-------- THE DATA --------

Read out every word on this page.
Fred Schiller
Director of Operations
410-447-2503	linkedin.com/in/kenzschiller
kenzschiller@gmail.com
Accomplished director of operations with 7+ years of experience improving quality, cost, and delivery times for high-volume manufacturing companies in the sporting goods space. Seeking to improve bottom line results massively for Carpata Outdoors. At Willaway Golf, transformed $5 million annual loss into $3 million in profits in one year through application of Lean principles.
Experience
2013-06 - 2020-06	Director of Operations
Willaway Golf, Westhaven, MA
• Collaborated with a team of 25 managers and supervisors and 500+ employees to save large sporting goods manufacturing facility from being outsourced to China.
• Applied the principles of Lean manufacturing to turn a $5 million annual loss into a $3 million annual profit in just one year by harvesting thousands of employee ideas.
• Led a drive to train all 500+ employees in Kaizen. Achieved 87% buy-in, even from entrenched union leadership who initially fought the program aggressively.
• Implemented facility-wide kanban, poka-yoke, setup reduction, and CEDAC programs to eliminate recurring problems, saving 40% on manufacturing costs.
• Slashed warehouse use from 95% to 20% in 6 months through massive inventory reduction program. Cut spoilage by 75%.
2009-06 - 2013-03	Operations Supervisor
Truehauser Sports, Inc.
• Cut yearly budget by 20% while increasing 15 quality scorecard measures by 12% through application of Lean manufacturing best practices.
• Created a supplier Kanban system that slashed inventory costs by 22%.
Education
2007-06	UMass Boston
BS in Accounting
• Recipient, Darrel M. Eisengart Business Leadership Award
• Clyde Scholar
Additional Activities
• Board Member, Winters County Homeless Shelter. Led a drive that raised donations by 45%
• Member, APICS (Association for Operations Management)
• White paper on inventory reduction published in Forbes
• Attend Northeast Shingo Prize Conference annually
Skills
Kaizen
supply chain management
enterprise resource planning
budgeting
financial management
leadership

--------

### TASK
Each record above must be given again exactly.

### RESULT OF THE EXERCISE
Read out every word on this page.
Fred Schiller
Director of Operations
410-447-2503	linkedin.com/in/kenzschiller
kenzschiller@gmail.com
Accomplished director of operations with 7+ years of experience improving quality, cost, and delivery times for high-volume manufacturing companies in the sporting goods space. Seeking to improve bottom line results massively for Carpata Outdoors. At Willaway Golf, transformed $5 million annual loss into $3 million in profits in one year through application of Lean principles.
Experience
2013-06 - 2020-06	Director of Operations
Willaway Golf, Westhaven, MA
• Collaborated with a team of 25 managers and supervisors and 500+ employees to save large sporting goods manufacturing facility from being outsourced to China.
• Applied the principles of Lean manufacturing to turn a $5 million annual loss into a $3 million annual profit in just one year by harvesting thousands of employee ideas.
• Led a drive to train all 500+ employees in Kaizen. Achieved 87% buy-in, even from entrenched union leadership who initially fought the program aggressively.
• Implemented facility-wide kanban, poka-yoke, setup reduction, and CEDAC programs to eliminate recurring problems, saving 40% on manufacturing costs.
• Slashed warehouse use from 95% to 20% in 6 months through massive inventory reduction program. Cut spoilage by 75%.
2009-06 - 2013-03	Operations Supervisor
Truehauser Sports, Inc.
• Cut yearly budget by 20% while increasing 15 quality scorecard measures by 12% through application of Lean manufacturing best practices.
• Created a supplier Kanban system that slashed inventory costs by 22%.
Education
2007-06	UMass Boston
BS in Accounting
• Recipient, Darrel M. Eisengart Business Leadership Award
• Clyde Scholar
Additional Activities
• Board Member, Winters County Homeless Shelter. Led a drive that raised donations by 45%
• Member, APICS (Association for Operations Management)
• White paper on inventory reduction published in Forbes
• Attend Northeast Shingo Prize Conference annually
Skills
Kaizen
supply chain management
enterprise resource planning
budgeting
financial management
leadership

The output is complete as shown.